__OBJECTIVE__.
Using the entries that follow, collect the lines where the word "style" appears.
* begin STORED RECORDS *
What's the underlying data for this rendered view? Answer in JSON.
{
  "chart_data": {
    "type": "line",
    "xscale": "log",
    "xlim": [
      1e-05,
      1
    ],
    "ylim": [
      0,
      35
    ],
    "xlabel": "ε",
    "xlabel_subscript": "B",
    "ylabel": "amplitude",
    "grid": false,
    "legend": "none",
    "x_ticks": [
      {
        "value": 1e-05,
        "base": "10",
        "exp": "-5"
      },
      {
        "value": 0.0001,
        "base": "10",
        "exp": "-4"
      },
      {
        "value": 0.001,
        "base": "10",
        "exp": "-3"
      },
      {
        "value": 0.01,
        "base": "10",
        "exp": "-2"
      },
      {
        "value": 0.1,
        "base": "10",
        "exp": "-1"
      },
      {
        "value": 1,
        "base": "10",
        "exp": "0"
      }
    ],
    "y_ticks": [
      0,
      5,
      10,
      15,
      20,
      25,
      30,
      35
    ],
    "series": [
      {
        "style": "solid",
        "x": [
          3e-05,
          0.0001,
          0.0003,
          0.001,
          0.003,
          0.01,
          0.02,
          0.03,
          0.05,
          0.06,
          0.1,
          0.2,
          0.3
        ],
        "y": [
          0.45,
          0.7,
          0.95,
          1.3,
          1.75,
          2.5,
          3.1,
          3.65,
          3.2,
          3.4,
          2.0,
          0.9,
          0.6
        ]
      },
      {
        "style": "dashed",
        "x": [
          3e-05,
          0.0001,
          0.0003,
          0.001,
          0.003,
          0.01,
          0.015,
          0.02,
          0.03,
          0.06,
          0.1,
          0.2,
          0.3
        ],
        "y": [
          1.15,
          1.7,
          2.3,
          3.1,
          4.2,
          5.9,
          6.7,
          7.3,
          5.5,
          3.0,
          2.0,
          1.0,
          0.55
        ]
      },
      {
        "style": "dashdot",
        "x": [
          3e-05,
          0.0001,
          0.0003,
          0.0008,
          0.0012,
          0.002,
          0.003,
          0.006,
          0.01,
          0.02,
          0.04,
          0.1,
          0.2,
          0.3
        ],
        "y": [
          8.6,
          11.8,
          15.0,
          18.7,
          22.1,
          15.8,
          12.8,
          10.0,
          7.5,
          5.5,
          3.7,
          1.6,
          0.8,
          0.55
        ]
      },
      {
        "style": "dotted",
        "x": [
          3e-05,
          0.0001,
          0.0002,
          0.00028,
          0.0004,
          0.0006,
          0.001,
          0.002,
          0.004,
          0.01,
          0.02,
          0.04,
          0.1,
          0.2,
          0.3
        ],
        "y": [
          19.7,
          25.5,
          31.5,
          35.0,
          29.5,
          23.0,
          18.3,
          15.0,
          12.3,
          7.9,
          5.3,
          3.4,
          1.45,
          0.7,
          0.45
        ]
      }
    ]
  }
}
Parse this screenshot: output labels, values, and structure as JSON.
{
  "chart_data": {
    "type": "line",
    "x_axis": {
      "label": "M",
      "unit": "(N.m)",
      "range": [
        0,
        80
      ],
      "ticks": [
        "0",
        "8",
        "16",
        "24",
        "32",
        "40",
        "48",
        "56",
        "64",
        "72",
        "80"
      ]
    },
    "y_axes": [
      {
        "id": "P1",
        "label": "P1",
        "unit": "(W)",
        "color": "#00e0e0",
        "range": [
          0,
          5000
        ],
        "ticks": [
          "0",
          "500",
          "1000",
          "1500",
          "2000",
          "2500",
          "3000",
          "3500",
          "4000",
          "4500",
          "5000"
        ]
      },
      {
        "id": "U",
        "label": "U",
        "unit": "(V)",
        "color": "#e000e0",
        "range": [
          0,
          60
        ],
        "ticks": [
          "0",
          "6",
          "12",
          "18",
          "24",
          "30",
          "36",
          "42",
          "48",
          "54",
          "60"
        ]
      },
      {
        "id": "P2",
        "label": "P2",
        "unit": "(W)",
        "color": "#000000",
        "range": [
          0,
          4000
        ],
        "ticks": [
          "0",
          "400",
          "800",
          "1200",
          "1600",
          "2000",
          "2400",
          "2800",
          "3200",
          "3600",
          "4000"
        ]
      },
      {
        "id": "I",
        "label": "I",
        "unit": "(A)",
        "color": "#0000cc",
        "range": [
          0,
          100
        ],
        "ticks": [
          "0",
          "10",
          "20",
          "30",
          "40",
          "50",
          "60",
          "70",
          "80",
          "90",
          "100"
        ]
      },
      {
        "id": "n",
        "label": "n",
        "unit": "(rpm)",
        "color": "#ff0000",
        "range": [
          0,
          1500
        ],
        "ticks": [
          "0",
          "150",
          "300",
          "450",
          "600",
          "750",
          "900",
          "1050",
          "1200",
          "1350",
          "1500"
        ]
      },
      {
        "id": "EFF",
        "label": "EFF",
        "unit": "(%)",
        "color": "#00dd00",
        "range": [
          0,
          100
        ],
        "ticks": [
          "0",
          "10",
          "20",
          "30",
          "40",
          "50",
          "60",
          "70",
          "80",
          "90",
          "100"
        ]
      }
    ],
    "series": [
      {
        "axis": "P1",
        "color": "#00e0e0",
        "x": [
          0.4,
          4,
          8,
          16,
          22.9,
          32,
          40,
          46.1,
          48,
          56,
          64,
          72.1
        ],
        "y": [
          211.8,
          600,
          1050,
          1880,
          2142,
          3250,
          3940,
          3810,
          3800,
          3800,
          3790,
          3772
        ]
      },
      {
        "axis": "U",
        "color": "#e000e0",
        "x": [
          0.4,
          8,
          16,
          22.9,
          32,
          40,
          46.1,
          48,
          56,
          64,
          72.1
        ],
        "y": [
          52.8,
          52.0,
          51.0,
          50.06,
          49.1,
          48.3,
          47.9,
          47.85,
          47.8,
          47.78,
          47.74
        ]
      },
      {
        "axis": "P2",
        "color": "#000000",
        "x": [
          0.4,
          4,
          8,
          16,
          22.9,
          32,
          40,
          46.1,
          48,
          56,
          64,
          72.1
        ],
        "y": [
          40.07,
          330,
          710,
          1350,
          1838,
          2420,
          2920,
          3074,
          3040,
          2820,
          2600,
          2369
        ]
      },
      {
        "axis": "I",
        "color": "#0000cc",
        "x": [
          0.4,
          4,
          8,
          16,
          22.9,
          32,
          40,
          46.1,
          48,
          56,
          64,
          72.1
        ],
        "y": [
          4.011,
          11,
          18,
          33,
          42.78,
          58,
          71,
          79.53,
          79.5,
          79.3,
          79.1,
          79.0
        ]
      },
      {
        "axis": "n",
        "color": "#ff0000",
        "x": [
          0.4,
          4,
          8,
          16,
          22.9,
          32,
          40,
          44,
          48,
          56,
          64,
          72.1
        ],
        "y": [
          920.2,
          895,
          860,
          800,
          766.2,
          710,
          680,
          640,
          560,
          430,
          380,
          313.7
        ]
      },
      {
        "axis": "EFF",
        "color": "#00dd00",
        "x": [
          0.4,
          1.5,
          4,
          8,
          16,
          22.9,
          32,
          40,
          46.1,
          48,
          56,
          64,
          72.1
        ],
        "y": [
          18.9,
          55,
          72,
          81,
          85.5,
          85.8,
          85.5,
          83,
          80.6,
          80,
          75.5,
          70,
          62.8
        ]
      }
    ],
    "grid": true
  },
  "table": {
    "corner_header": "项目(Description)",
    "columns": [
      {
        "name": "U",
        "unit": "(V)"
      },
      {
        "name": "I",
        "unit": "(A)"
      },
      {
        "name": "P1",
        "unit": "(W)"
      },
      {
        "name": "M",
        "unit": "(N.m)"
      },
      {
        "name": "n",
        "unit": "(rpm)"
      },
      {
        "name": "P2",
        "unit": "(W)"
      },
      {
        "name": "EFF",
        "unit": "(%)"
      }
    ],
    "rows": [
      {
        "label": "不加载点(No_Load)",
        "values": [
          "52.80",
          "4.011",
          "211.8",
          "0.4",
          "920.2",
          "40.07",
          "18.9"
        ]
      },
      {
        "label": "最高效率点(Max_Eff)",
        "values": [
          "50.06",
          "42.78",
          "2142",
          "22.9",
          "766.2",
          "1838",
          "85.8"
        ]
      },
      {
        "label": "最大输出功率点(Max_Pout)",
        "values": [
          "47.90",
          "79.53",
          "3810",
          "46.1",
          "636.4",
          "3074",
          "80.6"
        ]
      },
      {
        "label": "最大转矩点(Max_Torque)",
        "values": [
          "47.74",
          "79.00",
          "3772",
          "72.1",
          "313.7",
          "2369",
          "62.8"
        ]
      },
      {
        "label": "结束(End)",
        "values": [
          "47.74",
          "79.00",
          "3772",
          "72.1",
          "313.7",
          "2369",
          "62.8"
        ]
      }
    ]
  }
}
* end STORED RECORDS *
__OUTPUT FOR THIS TASK__.
        "style": "solid",
        "style": "dashed",
        "style": "dashdot",
        "style": "dotted",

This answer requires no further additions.